### GIVEN EXERCISE 1
In the office-attire column, switch "society" to "community" and reproduce everything from "Dec 13, 2000" down to "concepts upon us.".
### GIVEN EXERCISE 2
Summarize the office-attire column in two sentences.

### TEXT EXCERPT
________

Dressed for the office

Dec 13, 2000 at 12:00 am
Affirming that clothes do indeed make the man, Mark Twain said, "naked people have very little influence in our society." Still, the fashion industry seems to foist some mighty odd clothing concepts upon us.

Take house slippers. The Wall Street Journal recently reported the astonishing news that it is now deemed fashionable to wear them outside of the house. I don't mean when you schlep out in the morning in your slippers and robe to pick up your newspaper — I mean actually wearing your house slippers to work, restaurants and social functions. Not so very long ago, showing up at the office shod in slippers would've gotten you escorted down the hall for a long talk with the company shrink. But in today's "new economy," in which we're to believe that everyone is becoming a high-technillionaire by the time they're 30, not only is it OK, it's considered a sign of financial success. "Geek chic" is what one arbiter of shoe fashion calls it.

She declares that wearing slippers outside the home "says you must be working for a dot-com and be worth a million dollars." So, if you wear your bathrobe, too, does that say 2 million dollars?

Advice columnist Ann Landers was asked if this laid-back approach to office attire gets her approval, she answered: "No." She added: "I'm afraid things have gotten a lot more sloppy."

________

### INFORMATION PROVIDED
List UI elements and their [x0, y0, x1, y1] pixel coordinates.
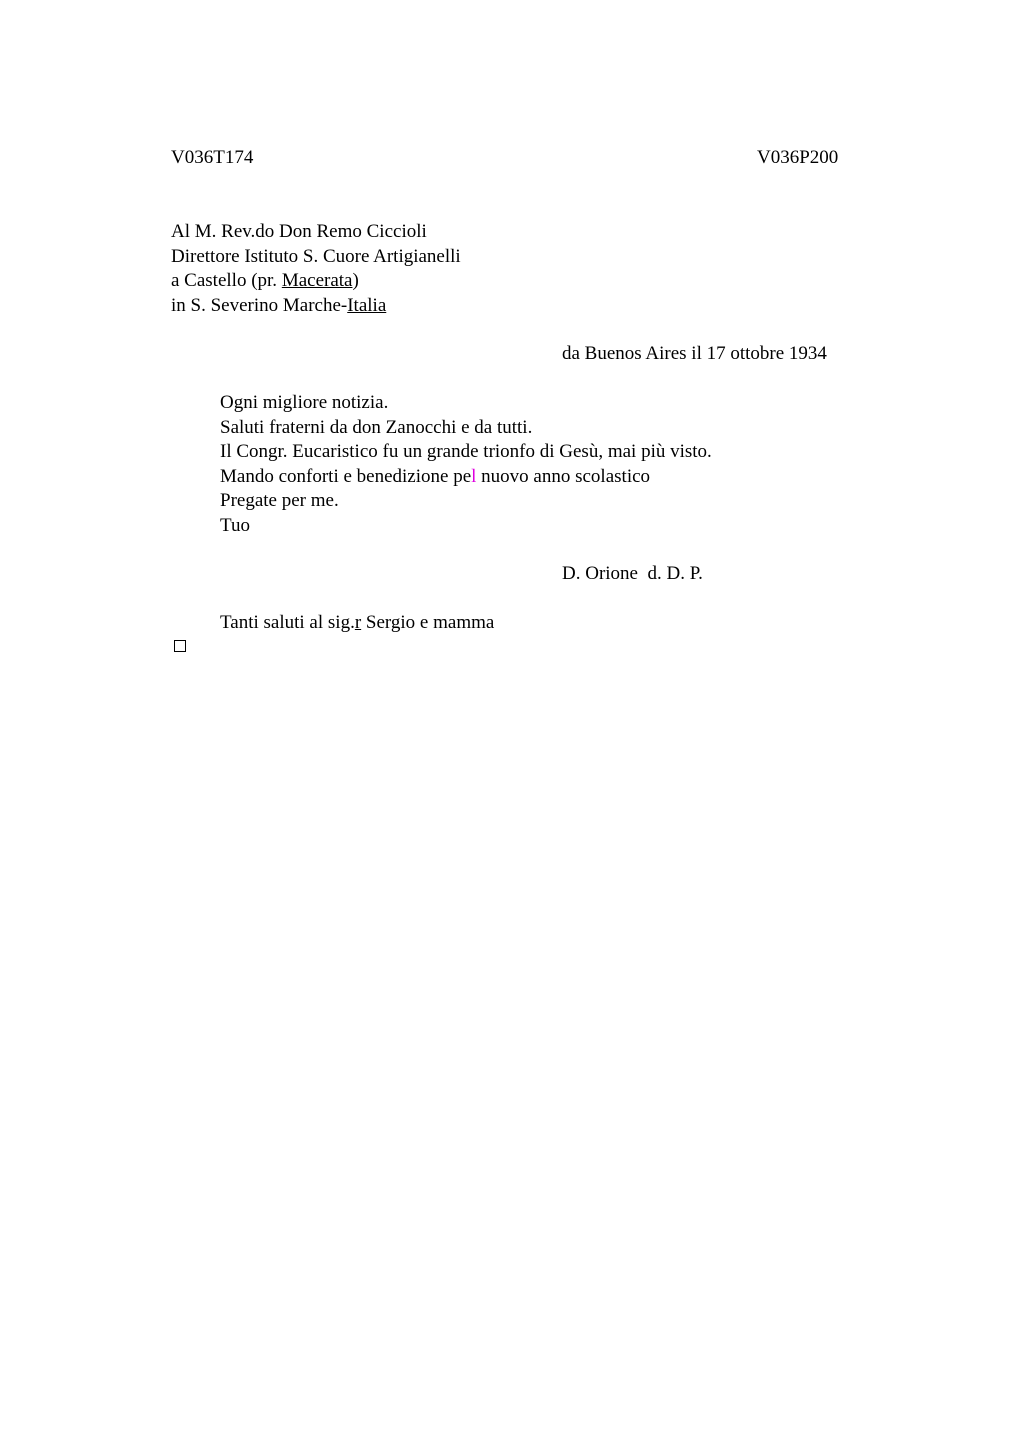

________

### RESPONSE 1
Dec 13, 2000 at 12:00 am
Affirming that clothes do indeed make the man, Mark Twain said, "naked people have very little influence in our community." Still, the fashion industry seems to foist some mighty odd clothing concepts upon us.

### RESPONSE 2
The Wall Street Journal reported that wearing house slippers to work, restaurants and social functions is now deemed fashionable, and one arbiter of shoe fashion calls it "geek chic," a sign that the wearer works for a dot-com and is worth a million dollars. Asked whether she approved of this laid-back office attire, Ann Landers answered no, adding that things have gotten a lot more sloppy.